===== Data to use =====

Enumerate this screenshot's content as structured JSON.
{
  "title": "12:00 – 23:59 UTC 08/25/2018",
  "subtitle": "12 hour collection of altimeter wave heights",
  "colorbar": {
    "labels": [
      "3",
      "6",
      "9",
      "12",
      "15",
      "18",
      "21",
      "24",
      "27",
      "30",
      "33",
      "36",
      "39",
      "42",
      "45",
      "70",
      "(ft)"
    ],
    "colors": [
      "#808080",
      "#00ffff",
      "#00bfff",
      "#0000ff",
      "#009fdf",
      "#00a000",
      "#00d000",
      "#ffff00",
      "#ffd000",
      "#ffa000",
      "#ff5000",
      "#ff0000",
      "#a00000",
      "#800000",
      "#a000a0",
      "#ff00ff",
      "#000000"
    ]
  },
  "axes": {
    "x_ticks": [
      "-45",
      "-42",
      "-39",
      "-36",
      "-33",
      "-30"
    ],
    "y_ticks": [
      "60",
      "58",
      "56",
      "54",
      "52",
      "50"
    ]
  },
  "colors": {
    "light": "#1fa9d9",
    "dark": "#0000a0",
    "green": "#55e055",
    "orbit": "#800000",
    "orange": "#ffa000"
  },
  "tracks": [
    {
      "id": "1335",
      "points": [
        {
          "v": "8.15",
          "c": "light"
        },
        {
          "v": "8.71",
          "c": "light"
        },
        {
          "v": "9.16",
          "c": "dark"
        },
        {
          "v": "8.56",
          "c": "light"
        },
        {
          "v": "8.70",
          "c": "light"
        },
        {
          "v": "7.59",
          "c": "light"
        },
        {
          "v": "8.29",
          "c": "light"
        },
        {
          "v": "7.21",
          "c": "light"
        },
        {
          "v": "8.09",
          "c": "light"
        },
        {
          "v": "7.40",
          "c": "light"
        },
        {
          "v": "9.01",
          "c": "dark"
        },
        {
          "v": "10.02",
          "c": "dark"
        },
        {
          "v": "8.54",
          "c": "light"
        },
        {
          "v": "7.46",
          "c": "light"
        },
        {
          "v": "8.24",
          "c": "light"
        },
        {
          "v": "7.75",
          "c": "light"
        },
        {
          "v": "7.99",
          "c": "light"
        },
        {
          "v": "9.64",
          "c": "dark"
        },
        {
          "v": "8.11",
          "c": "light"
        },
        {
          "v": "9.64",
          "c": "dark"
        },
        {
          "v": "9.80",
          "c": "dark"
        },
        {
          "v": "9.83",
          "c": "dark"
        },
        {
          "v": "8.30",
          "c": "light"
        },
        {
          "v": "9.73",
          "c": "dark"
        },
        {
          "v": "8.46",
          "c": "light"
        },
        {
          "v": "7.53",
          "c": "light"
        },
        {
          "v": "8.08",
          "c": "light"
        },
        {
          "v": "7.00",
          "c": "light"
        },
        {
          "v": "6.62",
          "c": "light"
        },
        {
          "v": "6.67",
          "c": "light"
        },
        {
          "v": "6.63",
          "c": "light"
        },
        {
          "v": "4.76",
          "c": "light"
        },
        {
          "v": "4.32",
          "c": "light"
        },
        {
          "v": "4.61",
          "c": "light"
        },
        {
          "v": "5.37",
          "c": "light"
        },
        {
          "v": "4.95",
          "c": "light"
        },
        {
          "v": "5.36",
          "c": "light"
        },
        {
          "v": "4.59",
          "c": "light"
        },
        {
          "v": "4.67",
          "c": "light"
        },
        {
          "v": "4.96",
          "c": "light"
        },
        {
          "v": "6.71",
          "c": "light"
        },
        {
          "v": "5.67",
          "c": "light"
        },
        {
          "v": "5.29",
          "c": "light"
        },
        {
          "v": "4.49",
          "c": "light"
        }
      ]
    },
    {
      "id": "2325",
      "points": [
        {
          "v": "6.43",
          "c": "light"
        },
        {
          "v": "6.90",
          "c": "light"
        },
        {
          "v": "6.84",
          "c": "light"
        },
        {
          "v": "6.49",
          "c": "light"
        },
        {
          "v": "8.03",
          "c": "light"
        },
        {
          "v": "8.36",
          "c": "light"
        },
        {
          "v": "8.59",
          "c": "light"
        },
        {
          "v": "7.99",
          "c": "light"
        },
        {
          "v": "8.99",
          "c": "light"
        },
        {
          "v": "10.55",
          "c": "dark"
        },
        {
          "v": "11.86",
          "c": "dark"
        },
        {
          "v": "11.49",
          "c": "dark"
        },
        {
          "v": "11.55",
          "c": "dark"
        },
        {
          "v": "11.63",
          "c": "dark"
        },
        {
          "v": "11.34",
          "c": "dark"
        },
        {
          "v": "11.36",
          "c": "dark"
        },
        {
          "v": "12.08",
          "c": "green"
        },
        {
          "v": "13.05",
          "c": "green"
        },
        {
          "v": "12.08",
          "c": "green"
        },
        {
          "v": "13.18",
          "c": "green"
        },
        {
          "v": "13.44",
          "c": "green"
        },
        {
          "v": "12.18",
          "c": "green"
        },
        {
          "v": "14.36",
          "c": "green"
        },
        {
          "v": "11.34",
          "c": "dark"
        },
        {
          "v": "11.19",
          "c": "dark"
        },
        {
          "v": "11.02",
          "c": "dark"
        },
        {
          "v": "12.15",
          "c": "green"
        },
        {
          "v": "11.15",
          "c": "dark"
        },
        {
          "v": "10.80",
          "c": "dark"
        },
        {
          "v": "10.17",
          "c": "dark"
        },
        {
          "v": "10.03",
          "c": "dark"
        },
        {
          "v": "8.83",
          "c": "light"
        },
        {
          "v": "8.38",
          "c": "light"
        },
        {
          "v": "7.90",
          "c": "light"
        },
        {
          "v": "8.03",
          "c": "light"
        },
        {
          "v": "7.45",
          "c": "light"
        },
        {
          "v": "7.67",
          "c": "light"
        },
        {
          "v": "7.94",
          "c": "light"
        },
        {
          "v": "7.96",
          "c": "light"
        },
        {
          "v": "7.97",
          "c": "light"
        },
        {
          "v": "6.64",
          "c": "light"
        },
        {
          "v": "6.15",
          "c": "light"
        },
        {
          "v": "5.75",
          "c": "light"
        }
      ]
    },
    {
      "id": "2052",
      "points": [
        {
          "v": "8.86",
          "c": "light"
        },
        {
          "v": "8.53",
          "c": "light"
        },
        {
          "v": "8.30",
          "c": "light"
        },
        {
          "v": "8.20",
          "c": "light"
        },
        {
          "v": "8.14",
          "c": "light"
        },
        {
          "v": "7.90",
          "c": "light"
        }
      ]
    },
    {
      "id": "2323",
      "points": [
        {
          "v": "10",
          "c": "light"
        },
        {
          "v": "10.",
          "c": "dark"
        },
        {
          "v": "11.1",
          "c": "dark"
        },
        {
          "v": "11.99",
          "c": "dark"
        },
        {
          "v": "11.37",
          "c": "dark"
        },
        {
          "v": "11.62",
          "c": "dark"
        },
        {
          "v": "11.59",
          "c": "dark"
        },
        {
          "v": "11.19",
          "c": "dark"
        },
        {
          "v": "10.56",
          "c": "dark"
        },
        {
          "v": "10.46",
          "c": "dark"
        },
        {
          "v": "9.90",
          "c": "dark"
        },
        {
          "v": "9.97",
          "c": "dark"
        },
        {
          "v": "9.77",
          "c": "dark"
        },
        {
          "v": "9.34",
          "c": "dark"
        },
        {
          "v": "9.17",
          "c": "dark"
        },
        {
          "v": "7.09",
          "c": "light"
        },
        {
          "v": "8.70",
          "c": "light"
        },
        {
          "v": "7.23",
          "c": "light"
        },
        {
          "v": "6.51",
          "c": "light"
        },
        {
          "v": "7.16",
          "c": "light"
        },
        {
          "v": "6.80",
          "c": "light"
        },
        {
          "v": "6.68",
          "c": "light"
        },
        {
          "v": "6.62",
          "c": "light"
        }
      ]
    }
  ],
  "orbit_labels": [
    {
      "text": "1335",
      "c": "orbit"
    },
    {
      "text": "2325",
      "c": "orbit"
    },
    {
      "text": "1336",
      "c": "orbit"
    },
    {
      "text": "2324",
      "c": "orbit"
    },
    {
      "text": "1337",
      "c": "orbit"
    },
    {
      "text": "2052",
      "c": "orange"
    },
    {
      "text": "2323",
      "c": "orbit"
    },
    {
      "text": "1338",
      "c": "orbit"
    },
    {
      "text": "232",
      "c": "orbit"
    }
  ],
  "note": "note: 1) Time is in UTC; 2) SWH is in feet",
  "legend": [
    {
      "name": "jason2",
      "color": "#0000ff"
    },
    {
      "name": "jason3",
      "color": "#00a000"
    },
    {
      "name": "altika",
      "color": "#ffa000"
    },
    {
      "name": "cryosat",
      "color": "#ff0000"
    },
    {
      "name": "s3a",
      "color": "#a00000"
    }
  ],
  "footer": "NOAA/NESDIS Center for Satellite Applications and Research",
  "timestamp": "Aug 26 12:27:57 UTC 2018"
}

=====

> _Set task_
Pick out every line holding the string "name" and return it.

> _Result of this exercise_
      "name": "jason2",
      "name": "jason3",
      "name": "altika",
      "name": "cryosat",
      "name": "s3a",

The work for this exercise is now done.